- **Task details**
Return each line that holds the word "JSON".

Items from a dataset
BEGIN

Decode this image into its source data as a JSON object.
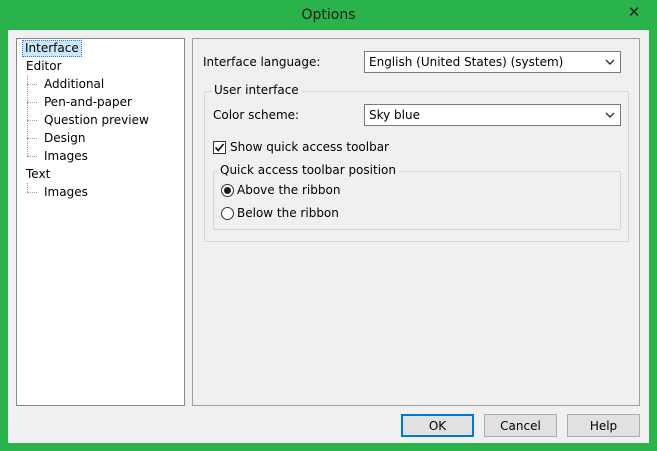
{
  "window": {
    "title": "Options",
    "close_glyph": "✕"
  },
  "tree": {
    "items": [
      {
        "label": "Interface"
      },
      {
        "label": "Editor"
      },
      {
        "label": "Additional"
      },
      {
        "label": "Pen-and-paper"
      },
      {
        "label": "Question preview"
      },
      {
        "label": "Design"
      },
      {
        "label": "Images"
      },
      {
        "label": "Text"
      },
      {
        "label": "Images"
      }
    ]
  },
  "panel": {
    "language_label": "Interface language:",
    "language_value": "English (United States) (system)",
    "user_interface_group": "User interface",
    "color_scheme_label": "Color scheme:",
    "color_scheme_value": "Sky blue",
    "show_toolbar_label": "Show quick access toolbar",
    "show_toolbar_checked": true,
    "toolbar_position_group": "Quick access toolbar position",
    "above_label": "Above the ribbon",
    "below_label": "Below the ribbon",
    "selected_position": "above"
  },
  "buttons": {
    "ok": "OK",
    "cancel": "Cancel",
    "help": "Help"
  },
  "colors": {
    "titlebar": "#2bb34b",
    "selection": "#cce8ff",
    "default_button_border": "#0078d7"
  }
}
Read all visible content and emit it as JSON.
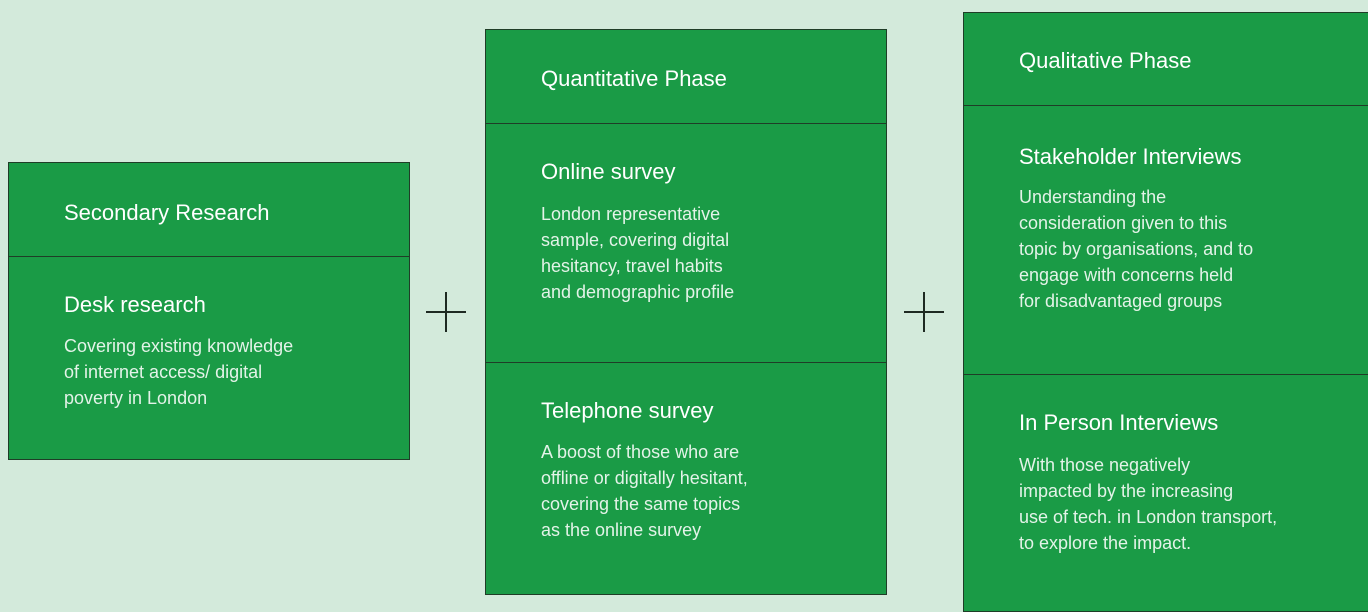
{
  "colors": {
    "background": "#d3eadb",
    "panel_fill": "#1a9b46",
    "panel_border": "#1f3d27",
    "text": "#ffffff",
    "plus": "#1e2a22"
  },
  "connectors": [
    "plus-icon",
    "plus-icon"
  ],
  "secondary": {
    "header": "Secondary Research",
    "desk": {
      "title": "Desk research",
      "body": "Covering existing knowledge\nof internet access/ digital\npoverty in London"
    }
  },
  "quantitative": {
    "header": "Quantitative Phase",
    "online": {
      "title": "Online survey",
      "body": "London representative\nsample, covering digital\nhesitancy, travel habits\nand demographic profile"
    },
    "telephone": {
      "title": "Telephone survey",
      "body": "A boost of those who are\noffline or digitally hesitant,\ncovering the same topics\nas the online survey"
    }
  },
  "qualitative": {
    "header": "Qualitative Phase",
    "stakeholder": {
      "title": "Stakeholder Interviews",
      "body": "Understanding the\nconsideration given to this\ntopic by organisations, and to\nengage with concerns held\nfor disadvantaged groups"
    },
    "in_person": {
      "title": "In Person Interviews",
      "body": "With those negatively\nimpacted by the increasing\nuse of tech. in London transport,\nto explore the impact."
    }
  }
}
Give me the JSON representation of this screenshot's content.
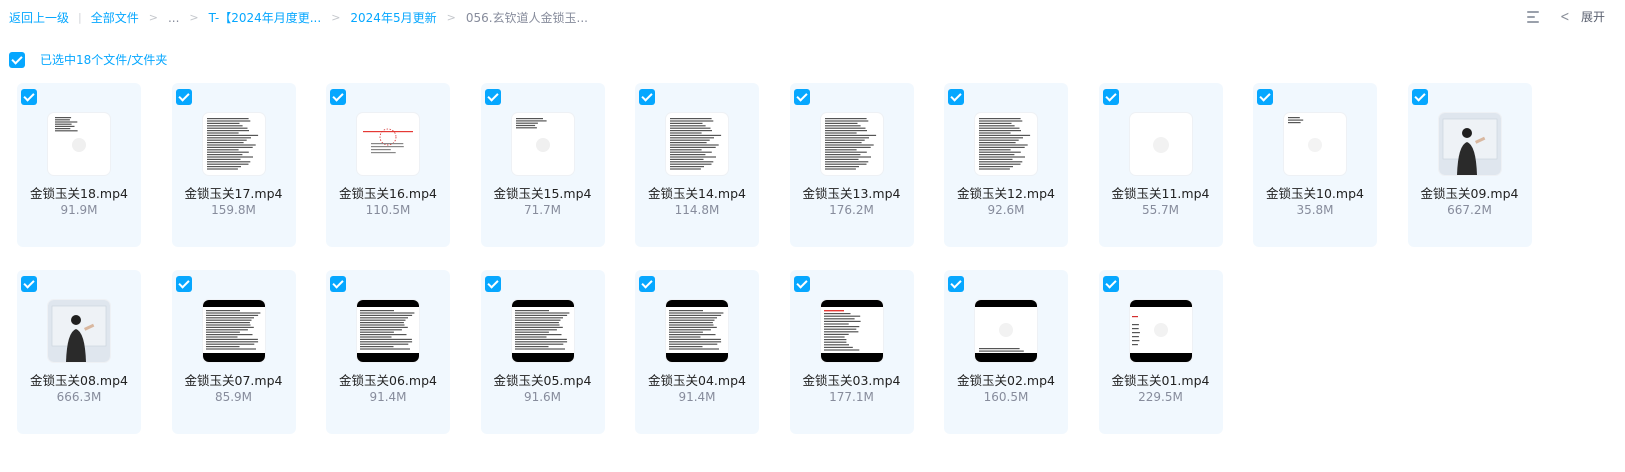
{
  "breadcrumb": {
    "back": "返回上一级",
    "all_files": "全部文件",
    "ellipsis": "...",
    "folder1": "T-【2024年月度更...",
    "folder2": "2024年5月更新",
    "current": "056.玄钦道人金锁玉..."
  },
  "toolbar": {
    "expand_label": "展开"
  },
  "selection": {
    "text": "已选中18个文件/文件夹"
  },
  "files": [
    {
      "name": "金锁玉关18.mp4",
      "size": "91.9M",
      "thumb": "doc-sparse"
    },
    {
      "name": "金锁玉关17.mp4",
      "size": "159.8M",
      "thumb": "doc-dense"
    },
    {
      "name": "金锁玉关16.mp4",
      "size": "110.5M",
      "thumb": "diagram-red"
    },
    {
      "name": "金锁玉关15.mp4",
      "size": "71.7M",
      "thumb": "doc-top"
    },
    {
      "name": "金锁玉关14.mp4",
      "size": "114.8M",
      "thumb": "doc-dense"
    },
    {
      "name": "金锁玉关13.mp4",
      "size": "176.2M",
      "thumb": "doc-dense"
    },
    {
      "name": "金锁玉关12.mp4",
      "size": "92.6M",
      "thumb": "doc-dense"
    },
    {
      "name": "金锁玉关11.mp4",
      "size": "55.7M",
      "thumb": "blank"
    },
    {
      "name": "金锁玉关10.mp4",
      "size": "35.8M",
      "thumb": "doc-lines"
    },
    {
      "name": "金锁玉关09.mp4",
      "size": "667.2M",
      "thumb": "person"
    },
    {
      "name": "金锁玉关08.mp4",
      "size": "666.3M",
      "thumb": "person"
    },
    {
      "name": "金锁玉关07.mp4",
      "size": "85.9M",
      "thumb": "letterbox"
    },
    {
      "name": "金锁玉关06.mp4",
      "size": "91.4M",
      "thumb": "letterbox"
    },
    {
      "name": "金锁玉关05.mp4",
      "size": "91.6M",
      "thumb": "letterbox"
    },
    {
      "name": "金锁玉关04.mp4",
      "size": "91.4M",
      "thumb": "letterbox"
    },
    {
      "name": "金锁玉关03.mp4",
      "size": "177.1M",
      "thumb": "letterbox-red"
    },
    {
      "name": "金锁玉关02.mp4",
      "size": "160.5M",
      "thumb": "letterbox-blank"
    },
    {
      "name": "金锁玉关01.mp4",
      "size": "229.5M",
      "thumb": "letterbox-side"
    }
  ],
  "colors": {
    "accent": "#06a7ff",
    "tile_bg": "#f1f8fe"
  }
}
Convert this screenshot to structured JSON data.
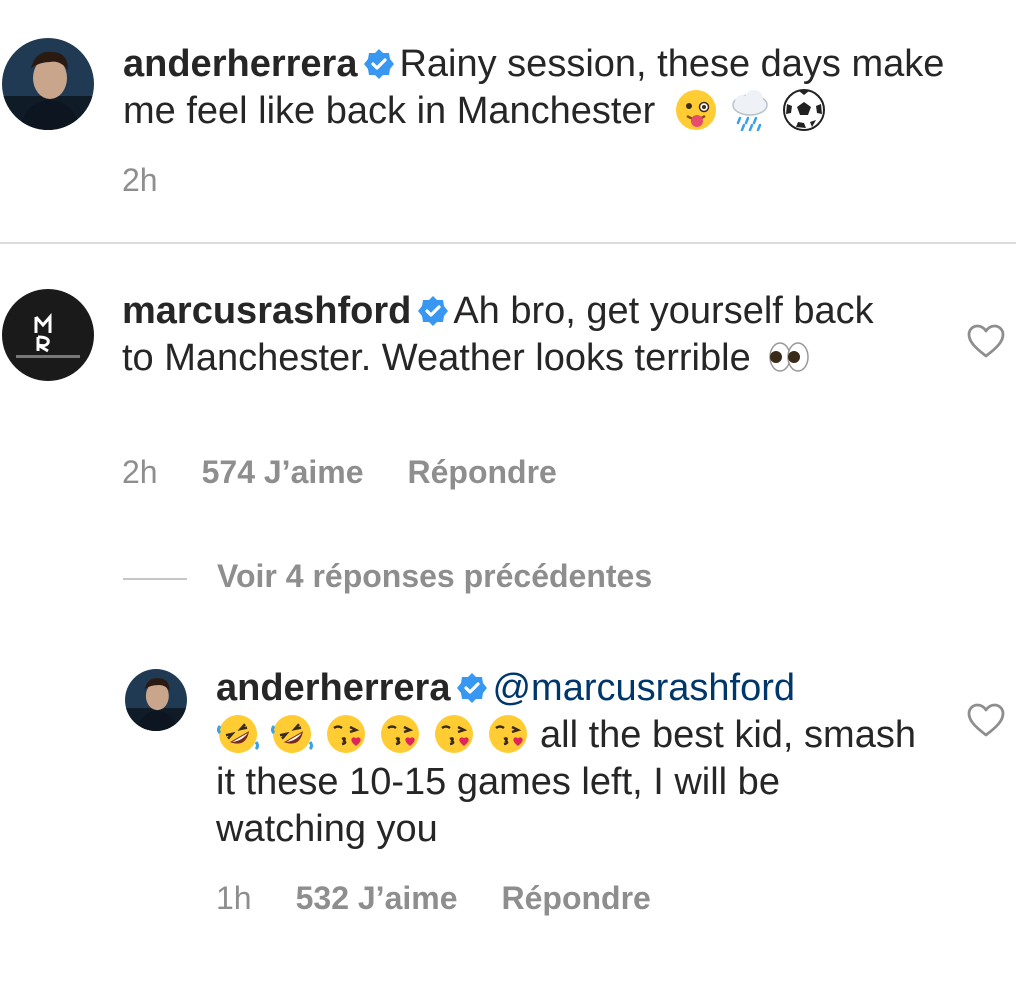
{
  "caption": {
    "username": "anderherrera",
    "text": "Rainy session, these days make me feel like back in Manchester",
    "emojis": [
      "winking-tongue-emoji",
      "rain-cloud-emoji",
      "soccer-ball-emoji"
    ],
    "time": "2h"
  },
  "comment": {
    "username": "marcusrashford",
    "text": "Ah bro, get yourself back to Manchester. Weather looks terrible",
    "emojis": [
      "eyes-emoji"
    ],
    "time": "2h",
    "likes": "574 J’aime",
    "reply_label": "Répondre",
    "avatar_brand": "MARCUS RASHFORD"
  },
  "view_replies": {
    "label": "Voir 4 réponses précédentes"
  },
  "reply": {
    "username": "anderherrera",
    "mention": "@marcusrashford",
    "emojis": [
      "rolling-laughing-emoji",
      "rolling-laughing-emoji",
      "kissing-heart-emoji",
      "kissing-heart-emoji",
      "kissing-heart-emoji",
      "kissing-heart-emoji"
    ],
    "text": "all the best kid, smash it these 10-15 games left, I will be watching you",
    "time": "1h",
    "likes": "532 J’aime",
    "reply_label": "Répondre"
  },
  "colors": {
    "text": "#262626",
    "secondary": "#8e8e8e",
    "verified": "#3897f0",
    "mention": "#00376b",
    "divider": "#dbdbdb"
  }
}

END

- **Correct answer**
Decode this image into its source data as a JSON object.
Read all visible content and emit it as JSON.
Give me the JSON representation of this screenshot's content.
Convert this screenshot to structured JSON data.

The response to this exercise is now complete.